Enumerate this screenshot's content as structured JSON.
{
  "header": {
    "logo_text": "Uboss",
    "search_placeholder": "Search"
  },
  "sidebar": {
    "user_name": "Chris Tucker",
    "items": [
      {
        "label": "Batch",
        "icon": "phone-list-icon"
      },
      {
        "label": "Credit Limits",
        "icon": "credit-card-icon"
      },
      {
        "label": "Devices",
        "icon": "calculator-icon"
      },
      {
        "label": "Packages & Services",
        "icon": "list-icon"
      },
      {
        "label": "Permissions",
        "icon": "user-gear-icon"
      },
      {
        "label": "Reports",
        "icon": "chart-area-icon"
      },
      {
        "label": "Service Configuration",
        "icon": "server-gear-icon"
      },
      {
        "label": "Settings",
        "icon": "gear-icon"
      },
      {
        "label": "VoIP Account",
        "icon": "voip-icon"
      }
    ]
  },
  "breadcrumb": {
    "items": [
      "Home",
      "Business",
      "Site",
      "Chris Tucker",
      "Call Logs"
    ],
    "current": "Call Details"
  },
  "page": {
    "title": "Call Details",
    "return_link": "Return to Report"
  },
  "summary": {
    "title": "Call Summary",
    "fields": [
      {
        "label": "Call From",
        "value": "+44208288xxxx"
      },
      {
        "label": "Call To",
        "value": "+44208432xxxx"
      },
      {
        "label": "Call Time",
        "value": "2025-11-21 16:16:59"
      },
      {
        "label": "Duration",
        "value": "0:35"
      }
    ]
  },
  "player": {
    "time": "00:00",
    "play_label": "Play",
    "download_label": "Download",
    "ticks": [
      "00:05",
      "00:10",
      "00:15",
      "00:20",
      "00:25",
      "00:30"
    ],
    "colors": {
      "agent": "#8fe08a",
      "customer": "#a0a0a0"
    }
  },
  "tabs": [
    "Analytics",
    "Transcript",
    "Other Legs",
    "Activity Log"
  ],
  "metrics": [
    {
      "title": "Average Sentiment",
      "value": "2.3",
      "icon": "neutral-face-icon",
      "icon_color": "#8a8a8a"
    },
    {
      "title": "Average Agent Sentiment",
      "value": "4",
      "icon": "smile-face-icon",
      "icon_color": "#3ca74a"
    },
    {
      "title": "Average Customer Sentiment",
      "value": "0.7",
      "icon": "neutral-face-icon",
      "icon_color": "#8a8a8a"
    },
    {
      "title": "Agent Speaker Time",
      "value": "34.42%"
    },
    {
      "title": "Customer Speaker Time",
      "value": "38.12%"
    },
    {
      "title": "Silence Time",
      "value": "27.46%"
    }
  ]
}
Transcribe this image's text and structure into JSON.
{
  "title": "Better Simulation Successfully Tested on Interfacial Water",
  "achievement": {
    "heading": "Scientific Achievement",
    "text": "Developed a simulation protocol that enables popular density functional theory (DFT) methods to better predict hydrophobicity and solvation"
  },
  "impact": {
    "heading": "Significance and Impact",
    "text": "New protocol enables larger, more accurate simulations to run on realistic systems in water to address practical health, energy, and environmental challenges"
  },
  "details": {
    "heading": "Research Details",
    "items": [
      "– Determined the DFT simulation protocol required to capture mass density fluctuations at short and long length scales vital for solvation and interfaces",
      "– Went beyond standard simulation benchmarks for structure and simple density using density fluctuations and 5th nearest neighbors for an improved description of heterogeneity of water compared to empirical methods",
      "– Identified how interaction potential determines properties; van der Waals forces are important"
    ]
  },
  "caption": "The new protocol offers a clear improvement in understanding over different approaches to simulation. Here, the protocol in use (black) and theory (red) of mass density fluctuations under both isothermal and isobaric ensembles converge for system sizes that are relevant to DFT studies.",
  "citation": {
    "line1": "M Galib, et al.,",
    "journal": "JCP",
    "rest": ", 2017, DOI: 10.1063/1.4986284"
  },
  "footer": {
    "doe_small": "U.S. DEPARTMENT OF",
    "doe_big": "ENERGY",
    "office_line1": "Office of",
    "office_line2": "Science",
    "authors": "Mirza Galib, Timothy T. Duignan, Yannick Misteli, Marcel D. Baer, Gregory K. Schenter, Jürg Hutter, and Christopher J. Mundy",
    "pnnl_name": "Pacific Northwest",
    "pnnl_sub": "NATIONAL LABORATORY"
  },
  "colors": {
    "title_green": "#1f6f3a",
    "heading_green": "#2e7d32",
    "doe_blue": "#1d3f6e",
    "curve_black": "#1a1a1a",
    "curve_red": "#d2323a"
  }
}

Written request: Return every record, word for word.

Solution:
Enumerate this screenshot's content as structured JSON.
{
  "header": {
    "logo_text": "Uboss",
    "search_placeholder": "Search"
  },
  "sidebar": {
    "user_name": "Chris Tucker",
    "items": [
      {
        "label": "Batch",
        "icon": "phone-list-icon"
      },
      {
        "label": "Credit Limits",
        "icon": "credit-card-icon"
      },
      {
        "label": "Devices",
        "icon": "calculator-icon"
      },
      {
        "label": "Packages & Services",
        "icon": "list-icon"
      },
      {
        "label": "Permissions",
        "icon": "user-gear-icon"
      },
      {
        "label": "Reports",
        "icon": "chart-area-icon"
      },
      {
        "label": "Service Configuration",
        "icon": "server-gear-icon"
      },
      {
        "label": "Settings",
        "icon": "gear-icon"
      },
      {
        "label": "VoIP Account",
        "icon": "voip-icon"
      }
    ]
  },
  "breadcrumb": {
    "items": [
      "Home",
      "Business",
      "Site",
      "Chris Tucker",
      "Call Logs"
    ],
    "current": "Call Details"
  },
  "page": {
    "title": "Call Details",
    "return_link": "Return to Report"
  },
  "summary": {
    "title": "Call Summary",
    "fields": [
      {
        "label": "Call From",
        "value": "+44208288xxxx"
      },
      {
        "label": "Call To",
        "value": "+44208432xxxx"
      },
      {
        "label": "Call Time",
        "value": "2025-11-21 16:16:59"
      },
      {
        "label": "Duration",
        "value": "0:35"
      }
    ]
  },
  "player": {
    "time": "00:00",
    "play_label": "Play",
    "download_label": "Download",
    "ticks": [
      "00:05",
      "00:10",
      "00:15",
      "00:20",
      "00:25",
      "00:30"
    ],
    "colors": {
      "agent": "#8fe08a",
      "customer": "#a0a0a0"
    }
  },
  "tabs": [
    "Analytics",
    "Transcript",
    "Other Legs",
    "Activity Log"
  ],
  "metrics": [
    {
      "title": "Average Sentiment",
      "value": "2.3",
      "icon": "neutral-face-icon",
      "icon_color": "#8a8a8a"
    },
    {
      "title": "Average Agent Sentiment",
      "value": "4",
      "icon": "smile-face-icon",
      "icon_color": "#3ca74a"
    },
    {
      "title": "Average Customer Sentiment",
      "value": "0.7",
      "icon": "neutral-face-icon",
      "icon_color": "#8a8a8a"
    },
    {
      "title": "Agent Speaker Time",
      "value": "34.42%"
    },
    {
      "title": "Customer Speaker Time",
      "value": "38.12%"
    },
    {
      "title": "Silence Time",
      "value": "27.46%"
    }
  ]
}
Transcribe this image's text and structure into JSON.
{
  "title": "Better Simulation Successfully Tested on Interfacial Water",
  "achievement": {
    "heading": "Scientific Achievement",
    "text": "Developed a simulation protocol that enables popular density functional theory (DFT) methods to better predict hydrophobicity and solvation"
  },
  "impact": {
    "heading": "Significance and Impact",
    "text": "New protocol enables larger, more accurate simulations to run on realistic systems in water to address practical health, energy, and environmental challenges"
  },
  "details": {
    "heading": "Research Details",
    "items": [
      "– Determined the DFT simulation protocol required to capture mass density fluctuations at short and long length scales vital for solvation and interfaces",
      "– Went beyond standard simulation benchmarks for structure and simple density using density fluctuations and 5th nearest neighbors for an improved description of heterogeneity of water compared to empirical methods",
      "– Identified how interaction potential determines properties; van der Waals forces are important"
    ]
  },
  "caption": "The new protocol offers a clear improvement in understanding over different approaches to simulation. Here, the protocol in use (black) and theory (red) of mass density fluctuations under both isothermal and isobaric ensembles converge for system sizes that are relevant to DFT studies.",
  "citation": {
    "line1": "M Galib, et al.,",
    "journal": "JCP",
    "rest": ", 2017, DOI: 10.1063/1.4986284"
  },
  "footer": {
    "doe_small": "U.S. DEPARTMENT OF",
    "doe_big": "ENERGY",
    "office_line1": "Office of",
    "office_line2": "Science",
    "authors": "Mirza Galib, Timothy T. Duignan, Yannick Misteli, Marcel D. Baer, Gregory K. Schenter, Jürg Hutter, and Christopher J. Mundy",
    "pnnl_name": "Pacific Northwest",
    "pnnl_sub": "NATIONAL LABORATORY"
  },
  "colors": {
    "title_green": "#1f6f3a",
    "heading_green": "#2e7d32",
    "doe_blue": "#1d3f6e",
    "curve_black": "#1a1a1a",
    "curve_red": "#d2323a"
  }
}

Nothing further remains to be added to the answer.